Output only the count of lines that contain "content".
* Start *
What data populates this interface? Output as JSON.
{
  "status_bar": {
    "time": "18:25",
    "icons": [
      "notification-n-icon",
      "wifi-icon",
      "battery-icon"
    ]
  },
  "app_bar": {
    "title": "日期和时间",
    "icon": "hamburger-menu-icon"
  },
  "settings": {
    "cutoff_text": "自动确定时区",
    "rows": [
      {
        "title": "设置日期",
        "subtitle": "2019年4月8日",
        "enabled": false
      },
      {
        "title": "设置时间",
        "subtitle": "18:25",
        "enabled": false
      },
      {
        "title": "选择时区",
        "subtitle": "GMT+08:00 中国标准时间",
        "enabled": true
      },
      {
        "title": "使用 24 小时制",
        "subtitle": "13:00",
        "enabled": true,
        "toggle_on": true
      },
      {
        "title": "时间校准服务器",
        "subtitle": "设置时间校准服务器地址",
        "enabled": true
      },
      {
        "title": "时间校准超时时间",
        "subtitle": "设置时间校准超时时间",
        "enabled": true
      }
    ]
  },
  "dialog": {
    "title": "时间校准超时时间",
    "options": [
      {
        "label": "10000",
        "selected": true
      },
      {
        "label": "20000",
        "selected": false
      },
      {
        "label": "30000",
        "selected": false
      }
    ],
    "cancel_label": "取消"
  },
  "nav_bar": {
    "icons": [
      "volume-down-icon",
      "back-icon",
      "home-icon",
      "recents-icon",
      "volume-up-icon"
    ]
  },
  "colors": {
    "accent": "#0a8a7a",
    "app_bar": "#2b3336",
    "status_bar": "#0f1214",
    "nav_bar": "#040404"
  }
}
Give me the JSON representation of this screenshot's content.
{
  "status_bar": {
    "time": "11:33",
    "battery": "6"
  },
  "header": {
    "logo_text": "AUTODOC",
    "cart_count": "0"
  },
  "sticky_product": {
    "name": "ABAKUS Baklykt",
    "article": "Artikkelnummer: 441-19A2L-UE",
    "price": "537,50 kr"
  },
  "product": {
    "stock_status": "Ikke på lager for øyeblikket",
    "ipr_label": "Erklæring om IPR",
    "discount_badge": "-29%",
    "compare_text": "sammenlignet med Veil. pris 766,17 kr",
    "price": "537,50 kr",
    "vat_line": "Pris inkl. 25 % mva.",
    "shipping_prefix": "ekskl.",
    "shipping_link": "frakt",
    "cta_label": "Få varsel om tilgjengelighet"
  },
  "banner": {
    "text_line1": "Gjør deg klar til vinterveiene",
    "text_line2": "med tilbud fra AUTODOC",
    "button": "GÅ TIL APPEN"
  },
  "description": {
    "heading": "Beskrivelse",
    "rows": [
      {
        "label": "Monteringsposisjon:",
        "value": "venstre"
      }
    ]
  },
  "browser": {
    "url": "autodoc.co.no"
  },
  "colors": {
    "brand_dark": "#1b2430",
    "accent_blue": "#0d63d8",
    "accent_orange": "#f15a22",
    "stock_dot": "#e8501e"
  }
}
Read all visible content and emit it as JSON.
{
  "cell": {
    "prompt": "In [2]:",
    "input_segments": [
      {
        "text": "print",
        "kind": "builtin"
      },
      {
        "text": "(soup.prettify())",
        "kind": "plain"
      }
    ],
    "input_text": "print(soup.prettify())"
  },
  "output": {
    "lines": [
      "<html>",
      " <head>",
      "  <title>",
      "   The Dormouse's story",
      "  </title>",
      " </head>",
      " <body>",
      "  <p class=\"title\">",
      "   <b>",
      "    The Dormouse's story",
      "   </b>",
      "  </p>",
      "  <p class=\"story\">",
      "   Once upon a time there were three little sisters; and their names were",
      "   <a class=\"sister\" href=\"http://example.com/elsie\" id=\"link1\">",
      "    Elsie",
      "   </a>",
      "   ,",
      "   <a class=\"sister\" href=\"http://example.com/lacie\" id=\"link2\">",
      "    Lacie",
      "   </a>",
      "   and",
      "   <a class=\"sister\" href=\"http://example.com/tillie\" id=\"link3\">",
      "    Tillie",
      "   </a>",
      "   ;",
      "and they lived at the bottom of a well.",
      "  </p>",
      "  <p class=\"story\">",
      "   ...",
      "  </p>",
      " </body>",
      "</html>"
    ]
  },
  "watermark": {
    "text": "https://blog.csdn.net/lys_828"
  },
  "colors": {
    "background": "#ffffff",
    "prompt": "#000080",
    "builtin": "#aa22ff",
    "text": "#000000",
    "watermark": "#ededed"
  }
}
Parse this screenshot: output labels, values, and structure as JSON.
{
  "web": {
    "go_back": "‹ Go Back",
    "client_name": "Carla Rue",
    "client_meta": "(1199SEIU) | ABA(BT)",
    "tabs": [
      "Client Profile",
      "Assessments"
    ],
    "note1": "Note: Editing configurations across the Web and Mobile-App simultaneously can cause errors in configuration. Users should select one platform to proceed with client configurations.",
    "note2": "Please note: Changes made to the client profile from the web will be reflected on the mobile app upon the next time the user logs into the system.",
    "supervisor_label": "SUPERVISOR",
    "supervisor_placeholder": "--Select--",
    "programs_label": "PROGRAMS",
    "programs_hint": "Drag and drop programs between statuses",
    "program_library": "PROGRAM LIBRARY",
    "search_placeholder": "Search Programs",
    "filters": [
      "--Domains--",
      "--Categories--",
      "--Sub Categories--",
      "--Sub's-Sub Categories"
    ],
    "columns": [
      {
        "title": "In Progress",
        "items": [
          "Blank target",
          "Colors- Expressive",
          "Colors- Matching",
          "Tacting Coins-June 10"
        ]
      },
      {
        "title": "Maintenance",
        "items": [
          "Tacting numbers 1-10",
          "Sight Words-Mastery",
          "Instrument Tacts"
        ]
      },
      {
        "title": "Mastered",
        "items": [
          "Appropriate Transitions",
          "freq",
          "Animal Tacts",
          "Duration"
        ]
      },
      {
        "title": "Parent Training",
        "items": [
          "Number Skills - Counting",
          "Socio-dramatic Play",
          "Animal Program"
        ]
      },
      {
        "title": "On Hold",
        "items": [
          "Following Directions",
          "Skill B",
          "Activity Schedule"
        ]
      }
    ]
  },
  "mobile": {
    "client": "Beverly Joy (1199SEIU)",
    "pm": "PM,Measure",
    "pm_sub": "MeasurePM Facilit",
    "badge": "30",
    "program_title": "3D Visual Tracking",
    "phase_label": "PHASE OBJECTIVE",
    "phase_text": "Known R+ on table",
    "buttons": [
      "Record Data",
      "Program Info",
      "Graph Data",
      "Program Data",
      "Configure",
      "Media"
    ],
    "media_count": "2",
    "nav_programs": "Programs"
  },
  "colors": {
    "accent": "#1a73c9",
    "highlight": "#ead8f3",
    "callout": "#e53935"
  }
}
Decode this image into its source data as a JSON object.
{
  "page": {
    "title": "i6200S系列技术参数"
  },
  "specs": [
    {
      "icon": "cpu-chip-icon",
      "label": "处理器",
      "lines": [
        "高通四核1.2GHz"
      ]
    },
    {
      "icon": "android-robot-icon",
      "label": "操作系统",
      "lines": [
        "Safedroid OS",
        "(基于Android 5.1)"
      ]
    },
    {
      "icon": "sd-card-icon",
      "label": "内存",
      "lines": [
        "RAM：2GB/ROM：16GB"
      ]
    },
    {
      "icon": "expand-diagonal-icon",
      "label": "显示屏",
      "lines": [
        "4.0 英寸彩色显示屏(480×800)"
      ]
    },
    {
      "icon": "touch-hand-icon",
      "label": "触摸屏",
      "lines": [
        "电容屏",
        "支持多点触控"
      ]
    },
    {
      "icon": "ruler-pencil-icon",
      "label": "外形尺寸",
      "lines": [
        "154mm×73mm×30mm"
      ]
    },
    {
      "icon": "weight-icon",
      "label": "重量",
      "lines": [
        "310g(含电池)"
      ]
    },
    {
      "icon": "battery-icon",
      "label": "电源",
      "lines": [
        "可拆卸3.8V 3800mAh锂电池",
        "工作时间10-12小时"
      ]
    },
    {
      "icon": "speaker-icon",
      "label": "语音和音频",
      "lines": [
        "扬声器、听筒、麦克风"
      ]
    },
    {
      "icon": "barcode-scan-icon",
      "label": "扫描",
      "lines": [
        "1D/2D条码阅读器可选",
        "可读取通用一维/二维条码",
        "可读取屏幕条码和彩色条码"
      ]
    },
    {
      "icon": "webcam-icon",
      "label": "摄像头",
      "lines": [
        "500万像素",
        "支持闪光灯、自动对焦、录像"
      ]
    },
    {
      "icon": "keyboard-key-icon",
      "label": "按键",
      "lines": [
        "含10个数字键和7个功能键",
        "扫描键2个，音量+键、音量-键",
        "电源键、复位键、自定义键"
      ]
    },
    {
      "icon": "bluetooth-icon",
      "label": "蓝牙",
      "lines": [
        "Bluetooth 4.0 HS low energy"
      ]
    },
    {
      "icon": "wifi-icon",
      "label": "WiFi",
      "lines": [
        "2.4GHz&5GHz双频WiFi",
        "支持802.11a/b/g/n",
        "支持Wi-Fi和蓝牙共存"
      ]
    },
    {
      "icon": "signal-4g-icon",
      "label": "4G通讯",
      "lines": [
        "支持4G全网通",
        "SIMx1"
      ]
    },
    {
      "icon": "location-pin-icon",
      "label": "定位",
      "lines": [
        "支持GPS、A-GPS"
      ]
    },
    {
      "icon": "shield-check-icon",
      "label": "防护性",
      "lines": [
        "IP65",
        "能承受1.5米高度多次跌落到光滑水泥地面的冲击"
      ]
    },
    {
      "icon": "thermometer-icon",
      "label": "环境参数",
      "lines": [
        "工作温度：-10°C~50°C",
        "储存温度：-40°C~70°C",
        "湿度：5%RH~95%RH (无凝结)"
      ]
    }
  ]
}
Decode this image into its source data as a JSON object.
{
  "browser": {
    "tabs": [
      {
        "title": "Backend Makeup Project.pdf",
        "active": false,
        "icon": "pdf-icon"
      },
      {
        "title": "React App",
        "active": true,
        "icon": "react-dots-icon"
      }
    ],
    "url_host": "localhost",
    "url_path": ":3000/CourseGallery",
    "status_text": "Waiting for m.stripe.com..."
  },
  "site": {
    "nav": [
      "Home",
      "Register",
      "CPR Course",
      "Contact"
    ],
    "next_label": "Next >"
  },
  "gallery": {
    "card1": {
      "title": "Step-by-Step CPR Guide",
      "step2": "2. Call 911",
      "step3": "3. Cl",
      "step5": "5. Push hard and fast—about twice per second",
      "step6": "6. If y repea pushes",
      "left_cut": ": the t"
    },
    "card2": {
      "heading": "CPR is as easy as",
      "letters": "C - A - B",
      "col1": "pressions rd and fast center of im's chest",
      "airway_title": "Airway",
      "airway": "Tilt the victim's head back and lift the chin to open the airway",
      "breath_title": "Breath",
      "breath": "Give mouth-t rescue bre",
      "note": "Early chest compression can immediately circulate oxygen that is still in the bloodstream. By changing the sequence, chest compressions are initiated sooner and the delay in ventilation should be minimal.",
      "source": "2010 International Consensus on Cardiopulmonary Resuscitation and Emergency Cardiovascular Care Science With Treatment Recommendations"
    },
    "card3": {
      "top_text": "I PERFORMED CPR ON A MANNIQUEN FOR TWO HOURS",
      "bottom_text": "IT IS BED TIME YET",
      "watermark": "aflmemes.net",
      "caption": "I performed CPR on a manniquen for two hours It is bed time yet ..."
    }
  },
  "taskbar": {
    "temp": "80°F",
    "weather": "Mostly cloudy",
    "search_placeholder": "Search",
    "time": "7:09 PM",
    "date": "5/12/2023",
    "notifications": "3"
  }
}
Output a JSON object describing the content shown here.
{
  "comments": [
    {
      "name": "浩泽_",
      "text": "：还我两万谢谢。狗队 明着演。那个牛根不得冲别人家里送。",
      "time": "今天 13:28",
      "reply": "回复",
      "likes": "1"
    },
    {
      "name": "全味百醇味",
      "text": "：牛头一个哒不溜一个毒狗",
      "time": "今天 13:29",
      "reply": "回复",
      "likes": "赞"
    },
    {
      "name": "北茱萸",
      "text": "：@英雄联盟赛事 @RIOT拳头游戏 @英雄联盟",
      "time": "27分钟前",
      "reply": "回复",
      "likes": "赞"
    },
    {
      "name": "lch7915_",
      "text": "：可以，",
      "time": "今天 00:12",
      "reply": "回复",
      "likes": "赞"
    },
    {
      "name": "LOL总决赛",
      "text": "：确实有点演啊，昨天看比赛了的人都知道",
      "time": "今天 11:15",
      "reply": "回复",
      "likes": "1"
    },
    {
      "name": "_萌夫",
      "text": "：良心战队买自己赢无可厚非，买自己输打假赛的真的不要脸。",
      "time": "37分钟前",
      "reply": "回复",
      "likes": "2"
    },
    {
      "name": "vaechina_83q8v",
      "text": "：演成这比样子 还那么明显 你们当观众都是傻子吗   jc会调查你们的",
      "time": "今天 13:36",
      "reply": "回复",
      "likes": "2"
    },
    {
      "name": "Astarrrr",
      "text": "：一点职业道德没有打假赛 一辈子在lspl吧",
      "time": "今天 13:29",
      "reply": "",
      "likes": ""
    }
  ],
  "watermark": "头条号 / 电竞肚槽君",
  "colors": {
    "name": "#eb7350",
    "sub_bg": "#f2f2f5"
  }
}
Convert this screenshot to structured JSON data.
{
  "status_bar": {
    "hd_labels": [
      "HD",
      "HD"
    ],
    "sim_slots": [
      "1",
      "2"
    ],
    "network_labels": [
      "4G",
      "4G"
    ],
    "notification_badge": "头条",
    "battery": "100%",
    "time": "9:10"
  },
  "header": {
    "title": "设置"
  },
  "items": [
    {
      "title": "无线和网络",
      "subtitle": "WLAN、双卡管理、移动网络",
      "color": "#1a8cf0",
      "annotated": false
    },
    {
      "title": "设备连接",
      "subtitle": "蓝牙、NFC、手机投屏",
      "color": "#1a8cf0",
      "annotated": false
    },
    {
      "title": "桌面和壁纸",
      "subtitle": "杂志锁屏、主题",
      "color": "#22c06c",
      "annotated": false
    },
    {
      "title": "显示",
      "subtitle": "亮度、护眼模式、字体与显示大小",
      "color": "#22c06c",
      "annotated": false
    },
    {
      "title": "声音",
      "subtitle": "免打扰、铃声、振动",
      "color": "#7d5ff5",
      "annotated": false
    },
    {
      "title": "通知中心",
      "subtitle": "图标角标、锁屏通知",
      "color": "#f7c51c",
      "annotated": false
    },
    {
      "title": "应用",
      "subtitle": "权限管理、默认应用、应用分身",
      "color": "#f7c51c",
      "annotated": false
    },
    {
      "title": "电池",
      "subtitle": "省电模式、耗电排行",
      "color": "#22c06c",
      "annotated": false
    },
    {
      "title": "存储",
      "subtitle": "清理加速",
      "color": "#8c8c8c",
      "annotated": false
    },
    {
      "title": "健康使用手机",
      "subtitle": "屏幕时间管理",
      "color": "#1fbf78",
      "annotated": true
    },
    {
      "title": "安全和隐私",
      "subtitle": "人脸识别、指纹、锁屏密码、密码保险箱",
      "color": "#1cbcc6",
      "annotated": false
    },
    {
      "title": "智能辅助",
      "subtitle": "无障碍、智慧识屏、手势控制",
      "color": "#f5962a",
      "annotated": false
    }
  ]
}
* End *
• RESPONSE TO THIS TASK
3